- _Task description_: Every line below that contains "diesel" is to be copied.

──────────

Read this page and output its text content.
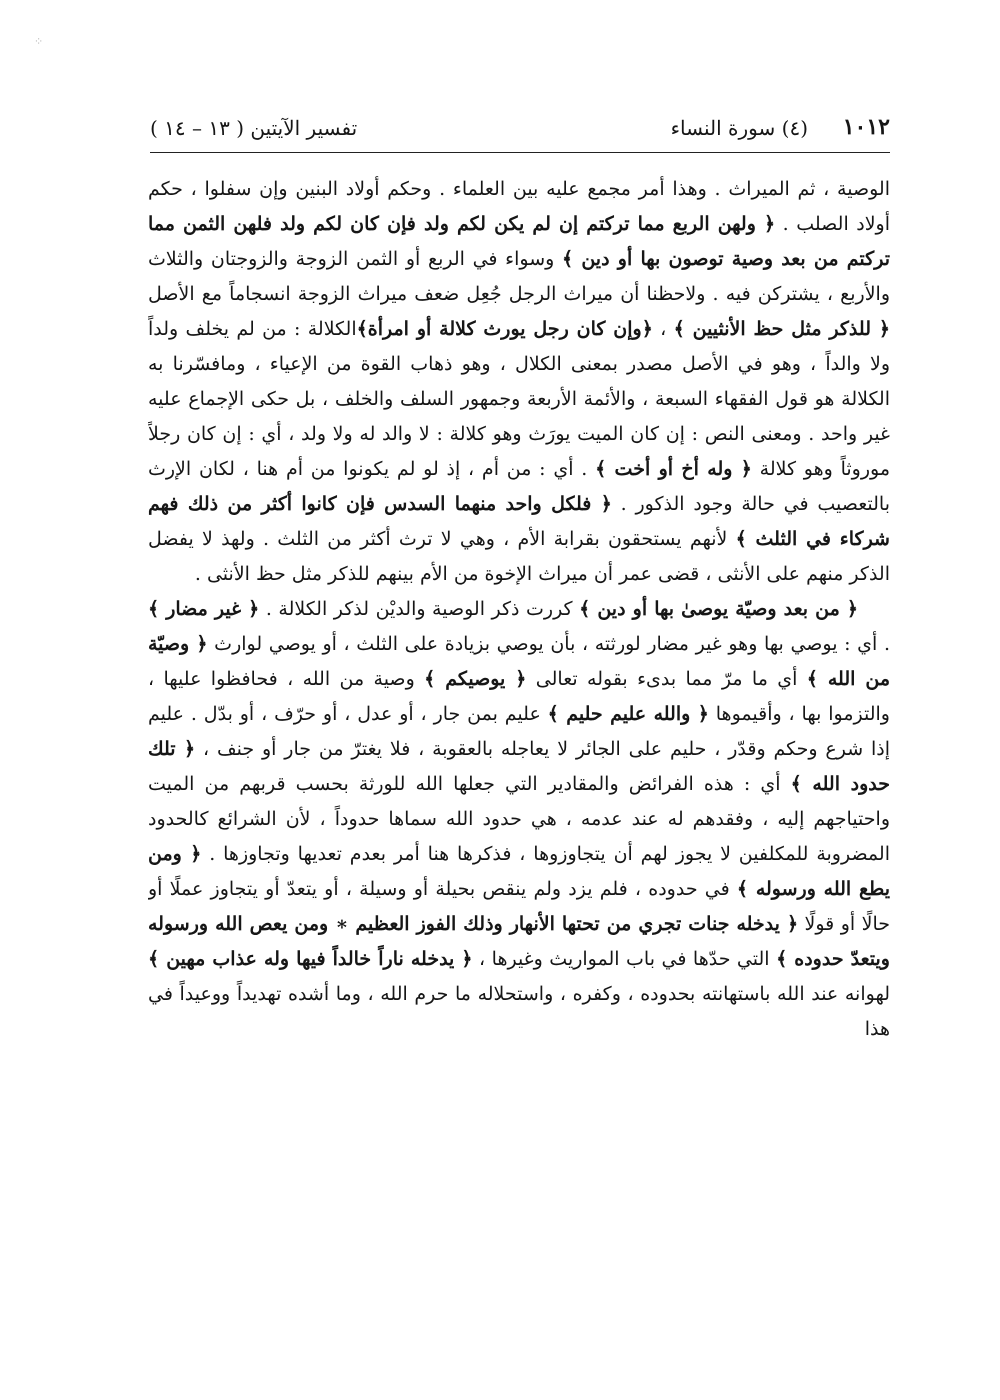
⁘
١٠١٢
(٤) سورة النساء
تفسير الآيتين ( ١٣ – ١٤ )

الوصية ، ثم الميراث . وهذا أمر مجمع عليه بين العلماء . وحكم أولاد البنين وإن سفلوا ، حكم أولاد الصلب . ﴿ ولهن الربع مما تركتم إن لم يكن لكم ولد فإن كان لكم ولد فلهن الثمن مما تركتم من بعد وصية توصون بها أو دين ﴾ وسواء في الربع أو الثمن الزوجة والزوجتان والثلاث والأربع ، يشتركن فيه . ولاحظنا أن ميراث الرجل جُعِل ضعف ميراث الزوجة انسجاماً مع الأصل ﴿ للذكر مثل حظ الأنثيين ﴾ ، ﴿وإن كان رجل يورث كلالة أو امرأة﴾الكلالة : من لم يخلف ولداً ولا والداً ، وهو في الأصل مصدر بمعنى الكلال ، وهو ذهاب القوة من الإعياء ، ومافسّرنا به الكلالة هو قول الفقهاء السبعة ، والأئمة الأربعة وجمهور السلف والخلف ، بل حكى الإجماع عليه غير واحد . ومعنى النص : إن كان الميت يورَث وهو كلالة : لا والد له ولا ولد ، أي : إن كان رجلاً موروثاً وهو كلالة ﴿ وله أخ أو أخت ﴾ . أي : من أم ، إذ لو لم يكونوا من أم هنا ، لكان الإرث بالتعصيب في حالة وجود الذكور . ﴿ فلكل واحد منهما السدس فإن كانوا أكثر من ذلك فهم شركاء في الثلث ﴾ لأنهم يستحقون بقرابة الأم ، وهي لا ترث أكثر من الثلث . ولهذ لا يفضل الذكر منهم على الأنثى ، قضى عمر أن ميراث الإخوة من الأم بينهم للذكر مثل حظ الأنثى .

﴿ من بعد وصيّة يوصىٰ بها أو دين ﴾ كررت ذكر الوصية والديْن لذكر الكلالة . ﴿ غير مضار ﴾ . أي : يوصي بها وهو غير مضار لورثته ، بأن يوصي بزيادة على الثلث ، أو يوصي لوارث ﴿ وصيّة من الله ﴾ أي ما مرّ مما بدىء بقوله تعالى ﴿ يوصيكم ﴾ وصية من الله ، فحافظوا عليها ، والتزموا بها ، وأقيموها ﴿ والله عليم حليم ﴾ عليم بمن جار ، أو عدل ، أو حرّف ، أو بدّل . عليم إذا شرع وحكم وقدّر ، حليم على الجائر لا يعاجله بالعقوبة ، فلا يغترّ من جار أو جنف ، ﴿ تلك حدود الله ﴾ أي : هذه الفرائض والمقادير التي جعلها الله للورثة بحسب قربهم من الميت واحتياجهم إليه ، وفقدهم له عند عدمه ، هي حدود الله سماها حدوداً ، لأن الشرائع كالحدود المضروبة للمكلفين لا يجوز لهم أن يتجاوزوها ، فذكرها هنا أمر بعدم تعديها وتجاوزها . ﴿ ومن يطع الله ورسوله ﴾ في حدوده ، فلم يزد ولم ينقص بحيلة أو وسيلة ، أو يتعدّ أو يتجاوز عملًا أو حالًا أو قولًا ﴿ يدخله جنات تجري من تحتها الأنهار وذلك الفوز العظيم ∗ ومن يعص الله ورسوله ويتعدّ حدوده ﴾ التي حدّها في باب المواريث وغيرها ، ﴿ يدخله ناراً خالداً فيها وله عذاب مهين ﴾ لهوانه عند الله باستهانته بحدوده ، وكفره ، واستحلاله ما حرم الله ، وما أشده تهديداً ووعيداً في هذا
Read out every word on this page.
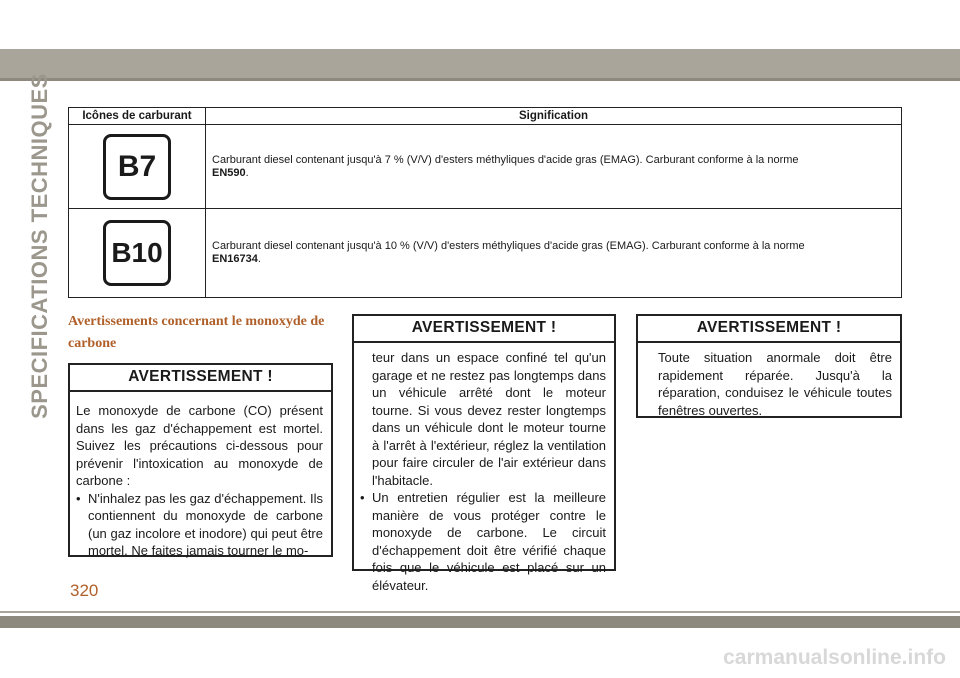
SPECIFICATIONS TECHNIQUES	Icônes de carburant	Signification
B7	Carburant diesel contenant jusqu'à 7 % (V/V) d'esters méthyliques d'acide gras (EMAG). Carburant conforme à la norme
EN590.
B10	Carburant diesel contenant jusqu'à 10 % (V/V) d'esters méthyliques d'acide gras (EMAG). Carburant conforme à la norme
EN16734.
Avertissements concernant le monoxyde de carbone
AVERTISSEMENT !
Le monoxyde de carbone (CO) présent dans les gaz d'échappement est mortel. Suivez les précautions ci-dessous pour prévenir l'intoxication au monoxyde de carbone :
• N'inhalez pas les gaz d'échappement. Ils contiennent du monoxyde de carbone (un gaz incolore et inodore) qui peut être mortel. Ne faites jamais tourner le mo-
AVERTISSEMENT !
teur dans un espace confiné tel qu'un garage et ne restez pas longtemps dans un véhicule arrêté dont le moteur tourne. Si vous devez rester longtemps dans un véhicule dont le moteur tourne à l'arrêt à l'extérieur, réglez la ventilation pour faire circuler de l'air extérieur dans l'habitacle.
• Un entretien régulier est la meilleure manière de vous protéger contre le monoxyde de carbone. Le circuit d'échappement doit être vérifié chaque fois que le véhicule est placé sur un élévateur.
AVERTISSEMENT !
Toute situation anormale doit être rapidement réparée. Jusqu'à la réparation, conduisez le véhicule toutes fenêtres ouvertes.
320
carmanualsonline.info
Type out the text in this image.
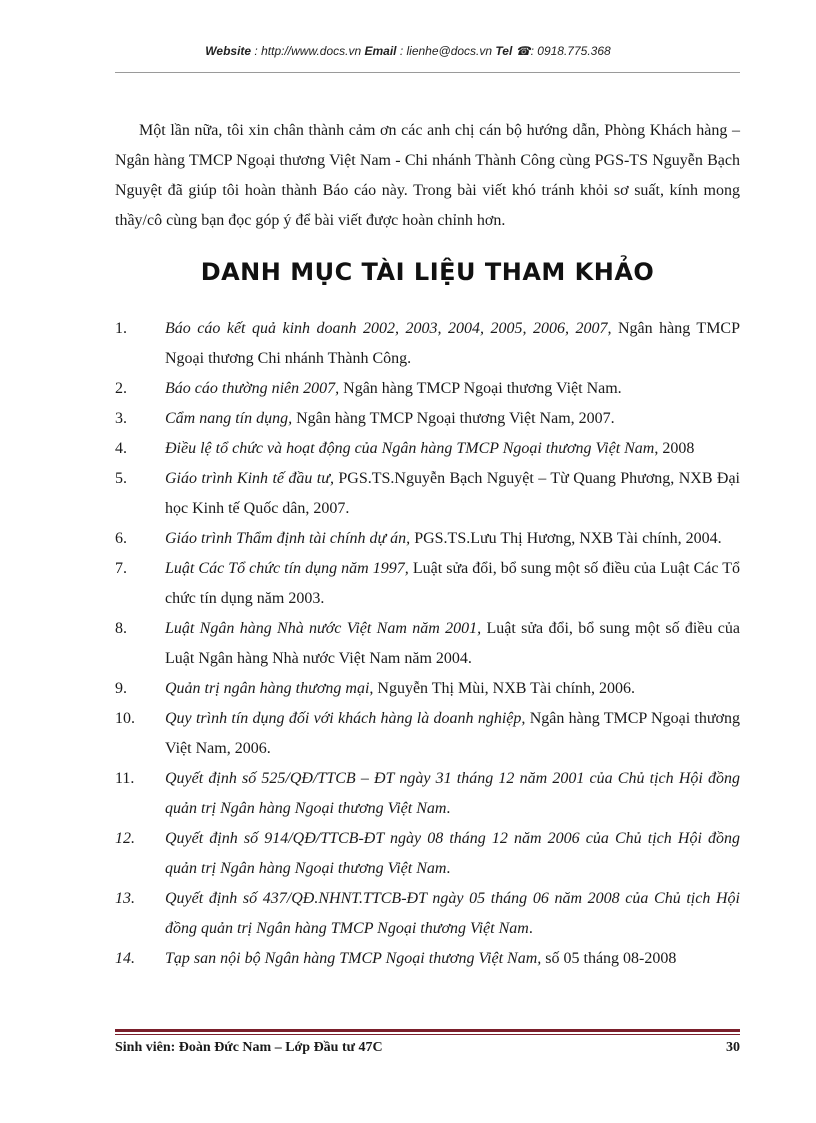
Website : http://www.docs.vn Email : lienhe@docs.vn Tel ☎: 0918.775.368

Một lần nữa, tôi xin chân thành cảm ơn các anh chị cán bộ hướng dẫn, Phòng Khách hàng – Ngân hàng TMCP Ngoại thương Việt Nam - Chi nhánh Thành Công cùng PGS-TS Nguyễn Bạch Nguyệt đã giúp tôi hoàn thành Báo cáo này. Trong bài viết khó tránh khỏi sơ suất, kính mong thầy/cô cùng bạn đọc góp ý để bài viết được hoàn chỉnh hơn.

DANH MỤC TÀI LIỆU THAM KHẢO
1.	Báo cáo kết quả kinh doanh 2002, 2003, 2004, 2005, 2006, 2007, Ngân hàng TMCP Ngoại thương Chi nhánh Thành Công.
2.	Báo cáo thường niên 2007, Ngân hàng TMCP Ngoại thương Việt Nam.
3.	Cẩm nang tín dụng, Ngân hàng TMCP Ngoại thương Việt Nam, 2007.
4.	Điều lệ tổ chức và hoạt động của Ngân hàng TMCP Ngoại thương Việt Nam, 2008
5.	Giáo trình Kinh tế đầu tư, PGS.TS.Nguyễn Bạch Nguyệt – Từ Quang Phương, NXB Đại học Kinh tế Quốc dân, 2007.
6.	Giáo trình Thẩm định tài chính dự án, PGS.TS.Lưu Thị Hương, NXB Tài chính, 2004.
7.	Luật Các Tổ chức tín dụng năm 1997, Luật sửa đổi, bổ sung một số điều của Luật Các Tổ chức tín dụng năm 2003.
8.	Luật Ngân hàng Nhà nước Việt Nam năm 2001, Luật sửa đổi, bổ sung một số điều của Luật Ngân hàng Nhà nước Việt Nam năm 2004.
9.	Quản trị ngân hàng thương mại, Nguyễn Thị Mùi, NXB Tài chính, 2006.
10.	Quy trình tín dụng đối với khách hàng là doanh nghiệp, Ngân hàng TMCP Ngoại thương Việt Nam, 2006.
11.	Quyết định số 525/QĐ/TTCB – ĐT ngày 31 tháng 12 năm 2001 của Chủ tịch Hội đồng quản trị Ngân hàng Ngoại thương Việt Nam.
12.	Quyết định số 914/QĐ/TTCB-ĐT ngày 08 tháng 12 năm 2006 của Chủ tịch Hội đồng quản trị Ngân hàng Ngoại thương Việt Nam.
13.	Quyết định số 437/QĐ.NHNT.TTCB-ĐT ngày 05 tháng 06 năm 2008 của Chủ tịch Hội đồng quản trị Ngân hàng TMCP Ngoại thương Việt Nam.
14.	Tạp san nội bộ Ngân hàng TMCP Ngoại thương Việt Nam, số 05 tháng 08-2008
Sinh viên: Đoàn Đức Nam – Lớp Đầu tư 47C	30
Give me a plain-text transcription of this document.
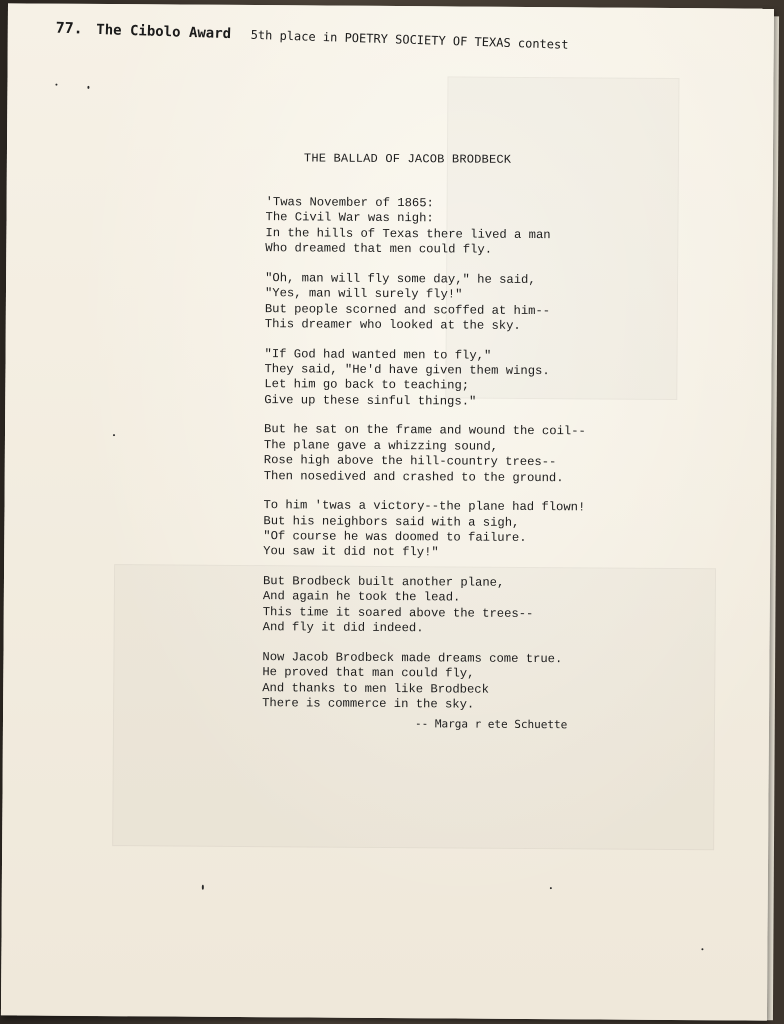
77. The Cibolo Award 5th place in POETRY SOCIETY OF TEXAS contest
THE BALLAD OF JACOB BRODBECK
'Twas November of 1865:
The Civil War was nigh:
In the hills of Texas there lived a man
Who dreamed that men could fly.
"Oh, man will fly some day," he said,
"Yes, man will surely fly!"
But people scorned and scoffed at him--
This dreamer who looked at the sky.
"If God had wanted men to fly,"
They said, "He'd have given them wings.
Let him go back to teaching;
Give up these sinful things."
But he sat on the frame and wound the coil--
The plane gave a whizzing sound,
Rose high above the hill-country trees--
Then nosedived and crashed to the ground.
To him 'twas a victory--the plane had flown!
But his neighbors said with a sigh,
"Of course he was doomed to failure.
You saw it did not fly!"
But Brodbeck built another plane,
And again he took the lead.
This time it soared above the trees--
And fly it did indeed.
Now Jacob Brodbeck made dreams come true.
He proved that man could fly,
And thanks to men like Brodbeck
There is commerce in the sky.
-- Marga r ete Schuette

──────────

- _Final result_:
B7	Carburant diesel contenant jusqu'à 7 % (V/V) d'esters méthyliques d'acide gras (EMAG). Carburant conforme à la norme
B10	Carburant diesel contenant jusqu'à 10 % (V/V) d'esters méthyliques d'acide gras (EMAG). Carburant conforme à la norme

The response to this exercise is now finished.